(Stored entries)

************

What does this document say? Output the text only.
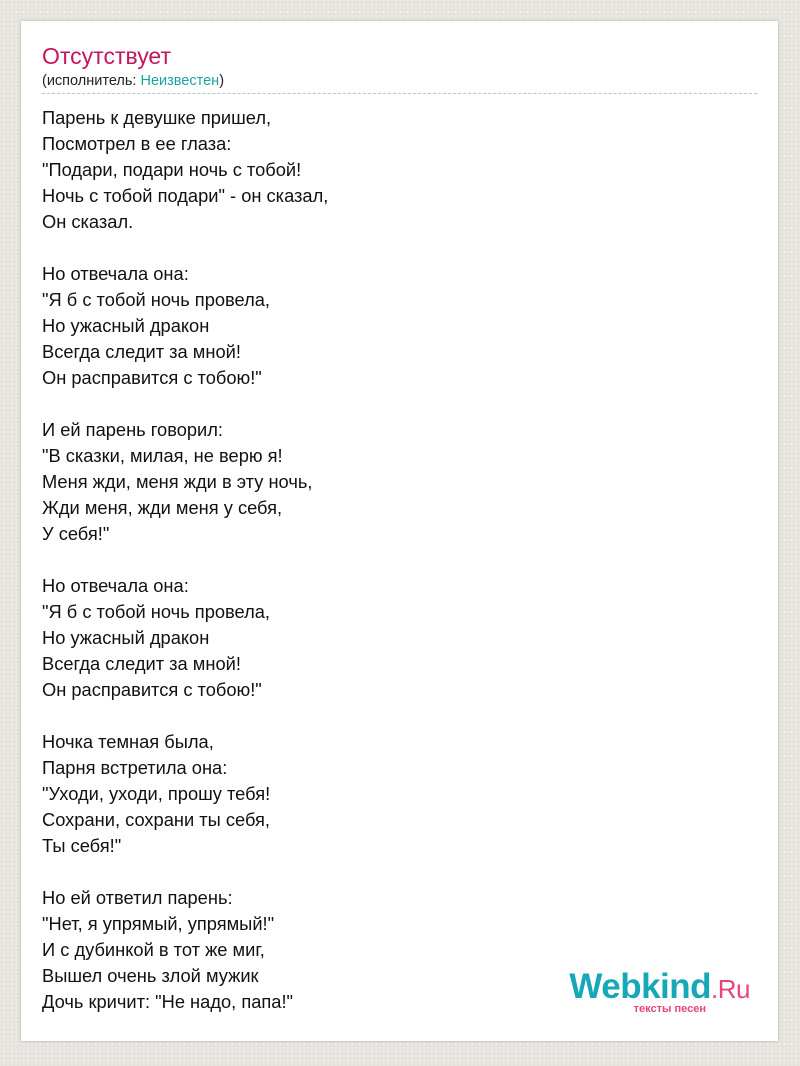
Отсутствует
(исполнитель: Неизвестен)
Парень к девушке пришел,
Посмотрел в ее глаза:
"Подари, подари ночь с тобой!
Ночь с тобой подари" - он сказал,
Он сказал.
Но отвечала она:
"Я б с тобой ночь провела,
Но ужасный дракон
Всегда следит за мной!
Он расправится с тобою!"
И ей парень говорил:
"В сказки, милая, не верю я!
Меня жди, меня жди в эту ночь,
Жди меня, жди меня у себя,
У себя!"
Но отвечала она:
"Я б с тобой ночь провела,
Но ужасный дракон
Всегда следит за мной!
Он расправится с тобою!"
Ночка темная была,
Парня встретила она:
"Уходи, уходи, прошу тебя!
Сохрани, сохрани ты себя,
Ты себя!"
Но ей ответил парень:
"Нет, я упрямый, упрямый!"
И с дубинкой в тот же миг,
Вышел очень злой мужик
Дочь кричит: "Не надо, папа!"	Webkind.Ru
тексты песен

************

Track down every line holding the string "тобой" and copy it.

# CORRECT RESPONSE
"Подари, подари ночь с тобой!
Ночь с тобой подари" - он сказал,
"Я б с тобой ночь провела,
"Я б с тобой ночь провела,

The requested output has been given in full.